Borges, Yara

Wie beurteile ich eine Klavierschule?

Praktischer Leitfaden für den Klavierunterricht

Rubrik: Bücher
Verlag/Label: Wißner, Augsburg 2020
erschienen in: üben & musizieren 2/2021 , Seite 57

Wie finde ich für meinen Unterricht die ideale Instrumental- oder Gesangsschule? Diese Frage hat sich sicher jedem Musiklehrenden schon einmal gestellt – spätestens dann, wenn die Unterrichtspraxis verdeutlicht, wie unterschiedlich die Bedürfnisse, Interessen und Fähigkeiten von Lernenden sind. Yara Borges möchte mit ihrer Publikation für das Fach Klavier ein „Werkzeug mit Praxisbezug“ anbieten, um Instrumentalschulen kritisch zu beleuchten.
Nach ersten theoretischen Überlegungen (Was ist eigentlich eine Klavierschule? Welche Bedeutung hat sie für Lehrende und Lernende?) stellt Borges 50 durchaus praxisnahe und leicht verständlich als Fragen formulierte Kriterien als Hilfe bei der Analyse von Klavierschulen vor, wobei sie die Fragen in acht recht schlüssig eingeteilte Unterkategorien wie „pädagogische Hinweise“ oder „Repertoire“ unterteilt und erläutert, wie diese ihrer Ansicht nach idealerweise umgesetzt sein sollten. Dabei fehlt leider jeder Hinweis auf die Altersgruppe oder Unterrichtsform, jedoch lässt sich mit der Zeit aus ihren Antworten am ehesten ein Bezug zum Einzelunterricht mit jungen SchülerInnen ableiten.
Anhand der aufgestellten Kriterien nimmt Borges die vier meistverkauften Klavierschulen genauer in den Blick: Europäische Klavierschule, Wir musizieren am Klavier, Rico-Klavierschule und Russische Klavierschule. Allerdings können die Verkaufszahlen aus dem Jahr 1999, die zu dieser Auswahl geführt haben (erhoben für ihre Diplomarbeit), mehr als 20 Jahre später nicht mehr als repräsentativ gelten, da inzwischen zahlreiche neue Schulen oder aktualisierte (bzw. um CDs ergänzte) Auflagen den Markt erobert haben. Wer eine Analyse neuerer Klavierschulen erhofft, wird also enttäuscht, auch wenn z. B. die Russische Klavierschule sicher nach wie vor ein „Dauerbrenner“ ist.

=== GEGEBENE EINTRÄGE ===

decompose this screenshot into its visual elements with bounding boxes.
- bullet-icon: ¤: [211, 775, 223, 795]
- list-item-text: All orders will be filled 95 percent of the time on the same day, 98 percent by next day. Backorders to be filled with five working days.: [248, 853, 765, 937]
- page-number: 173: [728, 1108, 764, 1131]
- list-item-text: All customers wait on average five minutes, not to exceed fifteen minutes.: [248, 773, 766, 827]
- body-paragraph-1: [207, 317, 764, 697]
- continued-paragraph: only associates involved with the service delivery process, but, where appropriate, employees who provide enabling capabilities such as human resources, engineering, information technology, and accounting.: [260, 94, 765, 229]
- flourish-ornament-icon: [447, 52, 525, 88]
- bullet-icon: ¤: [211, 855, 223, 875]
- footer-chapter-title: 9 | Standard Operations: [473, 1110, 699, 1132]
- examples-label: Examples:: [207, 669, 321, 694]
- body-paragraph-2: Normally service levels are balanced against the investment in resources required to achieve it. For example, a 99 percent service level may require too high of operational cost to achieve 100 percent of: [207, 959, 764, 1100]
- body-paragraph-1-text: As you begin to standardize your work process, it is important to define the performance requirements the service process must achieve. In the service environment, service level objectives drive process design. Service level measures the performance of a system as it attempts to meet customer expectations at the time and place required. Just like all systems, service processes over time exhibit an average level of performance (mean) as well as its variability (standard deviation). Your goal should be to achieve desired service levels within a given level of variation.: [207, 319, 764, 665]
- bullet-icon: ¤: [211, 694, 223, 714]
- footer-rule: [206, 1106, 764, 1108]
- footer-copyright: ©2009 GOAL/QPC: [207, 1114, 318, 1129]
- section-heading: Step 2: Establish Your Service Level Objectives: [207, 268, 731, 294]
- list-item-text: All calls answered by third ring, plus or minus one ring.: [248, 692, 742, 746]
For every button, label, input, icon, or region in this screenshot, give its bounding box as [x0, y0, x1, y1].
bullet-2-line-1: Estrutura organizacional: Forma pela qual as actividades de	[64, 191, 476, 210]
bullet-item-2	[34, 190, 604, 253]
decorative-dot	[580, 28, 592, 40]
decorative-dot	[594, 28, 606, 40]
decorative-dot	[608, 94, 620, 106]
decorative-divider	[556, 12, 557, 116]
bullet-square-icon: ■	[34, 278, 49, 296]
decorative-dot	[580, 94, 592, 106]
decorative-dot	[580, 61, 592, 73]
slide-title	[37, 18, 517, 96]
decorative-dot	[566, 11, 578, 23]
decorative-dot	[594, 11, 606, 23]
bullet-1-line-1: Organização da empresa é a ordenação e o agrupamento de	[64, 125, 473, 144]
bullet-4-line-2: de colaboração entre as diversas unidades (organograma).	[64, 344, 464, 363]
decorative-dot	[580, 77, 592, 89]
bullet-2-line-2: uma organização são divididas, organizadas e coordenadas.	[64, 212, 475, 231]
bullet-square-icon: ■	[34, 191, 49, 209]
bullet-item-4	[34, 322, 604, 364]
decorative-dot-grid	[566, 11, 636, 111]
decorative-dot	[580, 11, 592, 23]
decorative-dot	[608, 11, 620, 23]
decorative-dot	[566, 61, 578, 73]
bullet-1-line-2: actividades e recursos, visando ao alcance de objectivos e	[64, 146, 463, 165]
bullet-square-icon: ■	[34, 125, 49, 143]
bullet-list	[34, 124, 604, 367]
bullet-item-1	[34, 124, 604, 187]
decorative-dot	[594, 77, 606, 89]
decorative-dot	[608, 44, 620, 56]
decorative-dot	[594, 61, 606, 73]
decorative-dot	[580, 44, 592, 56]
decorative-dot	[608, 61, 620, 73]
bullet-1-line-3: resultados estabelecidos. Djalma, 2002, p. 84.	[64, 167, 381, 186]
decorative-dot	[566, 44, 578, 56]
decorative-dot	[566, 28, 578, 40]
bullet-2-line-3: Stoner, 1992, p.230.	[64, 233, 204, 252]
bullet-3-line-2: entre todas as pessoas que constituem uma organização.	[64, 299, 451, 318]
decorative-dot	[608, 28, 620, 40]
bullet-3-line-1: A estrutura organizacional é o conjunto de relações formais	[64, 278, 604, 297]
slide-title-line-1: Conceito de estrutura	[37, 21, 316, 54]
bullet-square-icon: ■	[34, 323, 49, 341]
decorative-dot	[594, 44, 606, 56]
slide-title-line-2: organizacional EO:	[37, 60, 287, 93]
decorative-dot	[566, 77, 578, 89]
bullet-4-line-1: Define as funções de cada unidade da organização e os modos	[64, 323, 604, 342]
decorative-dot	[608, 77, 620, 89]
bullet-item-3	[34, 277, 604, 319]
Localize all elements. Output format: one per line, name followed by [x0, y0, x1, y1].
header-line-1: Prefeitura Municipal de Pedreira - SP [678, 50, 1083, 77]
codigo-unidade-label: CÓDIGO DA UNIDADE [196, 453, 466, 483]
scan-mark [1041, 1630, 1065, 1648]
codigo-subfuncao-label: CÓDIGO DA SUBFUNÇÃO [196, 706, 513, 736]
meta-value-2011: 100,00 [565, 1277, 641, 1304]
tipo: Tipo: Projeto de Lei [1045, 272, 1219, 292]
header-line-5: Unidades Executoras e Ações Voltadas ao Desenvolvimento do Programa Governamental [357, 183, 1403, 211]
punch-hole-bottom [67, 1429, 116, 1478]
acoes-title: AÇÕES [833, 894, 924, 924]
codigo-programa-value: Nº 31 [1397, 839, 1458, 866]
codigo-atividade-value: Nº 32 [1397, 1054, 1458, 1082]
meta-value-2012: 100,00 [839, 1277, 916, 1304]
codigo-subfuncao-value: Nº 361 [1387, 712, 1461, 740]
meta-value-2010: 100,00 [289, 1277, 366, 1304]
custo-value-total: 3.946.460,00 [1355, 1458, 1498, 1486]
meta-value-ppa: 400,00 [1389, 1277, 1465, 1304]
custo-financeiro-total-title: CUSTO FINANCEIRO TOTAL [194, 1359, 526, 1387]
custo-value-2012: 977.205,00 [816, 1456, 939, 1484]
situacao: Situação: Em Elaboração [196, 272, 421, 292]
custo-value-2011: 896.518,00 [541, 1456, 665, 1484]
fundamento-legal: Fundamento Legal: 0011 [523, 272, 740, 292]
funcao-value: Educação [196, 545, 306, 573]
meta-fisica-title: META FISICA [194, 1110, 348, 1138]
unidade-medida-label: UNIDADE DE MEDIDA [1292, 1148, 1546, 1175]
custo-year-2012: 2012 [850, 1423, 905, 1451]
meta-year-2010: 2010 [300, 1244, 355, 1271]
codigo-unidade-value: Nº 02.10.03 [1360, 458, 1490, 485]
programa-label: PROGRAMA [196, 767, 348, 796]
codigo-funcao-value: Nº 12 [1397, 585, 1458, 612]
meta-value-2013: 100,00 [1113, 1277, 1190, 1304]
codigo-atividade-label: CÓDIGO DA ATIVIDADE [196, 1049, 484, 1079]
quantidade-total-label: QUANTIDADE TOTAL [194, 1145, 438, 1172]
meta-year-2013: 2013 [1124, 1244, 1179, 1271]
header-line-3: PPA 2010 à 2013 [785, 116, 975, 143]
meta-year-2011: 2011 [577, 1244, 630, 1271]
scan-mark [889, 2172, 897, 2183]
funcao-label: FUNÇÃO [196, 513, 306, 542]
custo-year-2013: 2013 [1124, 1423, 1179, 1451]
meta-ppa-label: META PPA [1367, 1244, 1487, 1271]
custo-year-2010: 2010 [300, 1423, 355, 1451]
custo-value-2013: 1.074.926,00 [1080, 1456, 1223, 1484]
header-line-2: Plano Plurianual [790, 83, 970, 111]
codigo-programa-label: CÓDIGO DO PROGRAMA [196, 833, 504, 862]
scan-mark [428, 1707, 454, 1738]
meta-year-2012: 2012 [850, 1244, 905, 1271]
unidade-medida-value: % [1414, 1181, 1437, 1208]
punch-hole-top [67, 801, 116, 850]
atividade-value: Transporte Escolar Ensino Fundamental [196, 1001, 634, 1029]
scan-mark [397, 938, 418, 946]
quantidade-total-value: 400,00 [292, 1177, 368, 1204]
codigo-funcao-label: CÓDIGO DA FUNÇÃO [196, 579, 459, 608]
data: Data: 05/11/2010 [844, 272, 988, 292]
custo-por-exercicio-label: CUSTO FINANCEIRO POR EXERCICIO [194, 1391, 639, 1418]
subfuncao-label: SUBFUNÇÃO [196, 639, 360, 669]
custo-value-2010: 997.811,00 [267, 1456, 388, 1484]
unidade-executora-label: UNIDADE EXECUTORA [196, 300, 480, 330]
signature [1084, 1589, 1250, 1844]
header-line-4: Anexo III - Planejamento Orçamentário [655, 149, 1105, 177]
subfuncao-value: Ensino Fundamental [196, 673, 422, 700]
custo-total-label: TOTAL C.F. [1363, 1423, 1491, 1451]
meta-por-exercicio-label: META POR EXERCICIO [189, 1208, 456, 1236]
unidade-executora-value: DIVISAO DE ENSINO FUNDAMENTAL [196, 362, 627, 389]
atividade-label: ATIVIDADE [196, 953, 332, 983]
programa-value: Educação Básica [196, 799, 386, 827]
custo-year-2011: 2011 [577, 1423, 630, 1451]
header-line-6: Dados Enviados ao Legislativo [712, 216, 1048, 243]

=== AUFGABE ===
Fasse die Rezension in zwei Sätzen zusammen. Bitte stütze dich ausschließlich auf die Rezension.

=== ANTWORT ===
Yara Borges stellt in ihrem Buch 50 als Fragen formulierte Kriterien in acht Unterkategorien vor, mit denen Lehrende Klavierschulen kritisch analysieren können. Anhand dieser Kriterien untersucht sie die vier meistverkauften Klavierschulen, doch beruht diese Auswahl auf Verkaufszahlen aus dem Jahr 1999, die mehr als 20 Jahre später nicht mehr als repräsentativ gelten können.